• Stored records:
● ● ● ● ●
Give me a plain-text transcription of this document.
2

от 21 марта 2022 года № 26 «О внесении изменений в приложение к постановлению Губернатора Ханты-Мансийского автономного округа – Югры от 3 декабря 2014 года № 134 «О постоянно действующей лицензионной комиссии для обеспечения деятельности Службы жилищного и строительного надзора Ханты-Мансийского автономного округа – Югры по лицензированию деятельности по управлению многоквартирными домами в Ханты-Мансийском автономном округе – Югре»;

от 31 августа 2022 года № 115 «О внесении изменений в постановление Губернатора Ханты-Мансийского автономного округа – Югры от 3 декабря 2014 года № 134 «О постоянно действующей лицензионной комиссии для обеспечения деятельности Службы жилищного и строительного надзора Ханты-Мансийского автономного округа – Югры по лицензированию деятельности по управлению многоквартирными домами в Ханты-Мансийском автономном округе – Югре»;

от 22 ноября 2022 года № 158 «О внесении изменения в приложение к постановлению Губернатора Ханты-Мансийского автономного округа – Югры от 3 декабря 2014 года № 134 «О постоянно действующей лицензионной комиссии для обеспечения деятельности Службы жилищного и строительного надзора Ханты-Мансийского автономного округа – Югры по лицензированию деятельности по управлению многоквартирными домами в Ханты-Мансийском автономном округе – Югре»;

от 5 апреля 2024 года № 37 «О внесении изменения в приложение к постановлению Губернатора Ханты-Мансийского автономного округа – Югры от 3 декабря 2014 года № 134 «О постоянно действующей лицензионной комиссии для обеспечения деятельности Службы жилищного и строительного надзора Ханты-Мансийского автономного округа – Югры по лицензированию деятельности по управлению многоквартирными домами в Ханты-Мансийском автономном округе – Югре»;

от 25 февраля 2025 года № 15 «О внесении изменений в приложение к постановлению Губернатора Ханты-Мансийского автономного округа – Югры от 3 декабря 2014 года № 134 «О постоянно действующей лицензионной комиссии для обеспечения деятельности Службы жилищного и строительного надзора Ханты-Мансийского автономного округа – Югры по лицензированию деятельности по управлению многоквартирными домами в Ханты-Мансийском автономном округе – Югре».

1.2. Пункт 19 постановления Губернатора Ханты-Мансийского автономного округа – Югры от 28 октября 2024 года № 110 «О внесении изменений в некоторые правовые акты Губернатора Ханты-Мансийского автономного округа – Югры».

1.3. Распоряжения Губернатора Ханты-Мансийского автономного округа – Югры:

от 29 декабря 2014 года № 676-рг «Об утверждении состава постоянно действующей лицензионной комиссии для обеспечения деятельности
● ● ● ● ●
• Exercise details:
Make an exact copy of every line in the data.

• Response to the task:
Give me a plain-text transcription of this document.
2

от 21 марта 2022 года № 26 «О внесении изменений в приложение к постановлению Губернатора Ханты-Мансийского автономного округа – Югры от 3 декабря 2014 года № 134 «О постоянно действующей лицензионной комиссии для обеспечения деятельности Службы жилищного и строительного надзора Ханты-Мансийского автономного округа – Югры по лицензированию деятельности по управлению многоквартирными домами в Ханты-Мансийском автономном округе – Югре»;

от 31 августа 2022 года № 115 «О внесении изменений в постановление Губернатора Ханты-Мансийского автономного округа – Югры от 3 декабря 2014 года № 134 «О постоянно действующей лицензионной комиссии для обеспечения деятельности Службы жилищного и строительного надзора Ханты-Мансийского автономного округа – Югры по лицензированию деятельности по управлению многоквартирными домами в Ханты-Мансийском автономном округе – Югре»;

от 22 ноября 2022 года № 158 «О внесении изменения в приложение к постановлению Губернатора Ханты-Мансийского автономного округа – Югры от 3 декабря 2014 года № 134 «О постоянно действующей лицензионной комиссии для обеспечения деятельности Службы жилищного и строительного надзора Ханты-Мансийского автономного округа – Югры по лицензированию деятельности по управлению многоквартирными домами в Ханты-Мансийском автономном округе – Югре»;

от 5 апреля 2024 года № 37 «О внесении изменения в приложение к постановлению Губернатора Ханты-Мансийского автономного округа – Югры от 3 декабря 2014 года № 134 «О постоянно действующей лицензионной комиссии для обеспечения деятельности Службы жилищного и строительного надзора Ханты-Мансийского автономного округа – Югры по лицензированию деятельности по управлению многоквартирными домами в Ханты-Мансийском автономном округе – Югре»;

от 25 февраля 2025 года № 15 «О внесении изменений в приложение к постановлению Губернатора Ханты-Мансийского автономного округа – Югры от 3 декабря 2014 года № 134 «О постоянно действующей лицензионной комиссии для обеспечения деятельности Службы жилищного и строительного надзора Ханты-Мансийского автономного округа – Югры по лицензированию деятельности по управлению многоквартирными домами в Ханты-Мансийском автономном округе – Югре».

1.2. Пункт 19 постановления Губернатора Ханты-Мансийского автономного округа – Югры от 28 октября 2024 года № 110 «О внесении изменений в некоторые правовые акты Губернатора Ханты-Мансийского автономного округа – Югры».

1.3. Распоряжения Губернатора Ханты-Мансийского автономного округа – Югры:

от 29 декабря 2014 года № 676-рг «Об утверждении состава постоянно действующей лицензионной комиссии для обеспечения деятельности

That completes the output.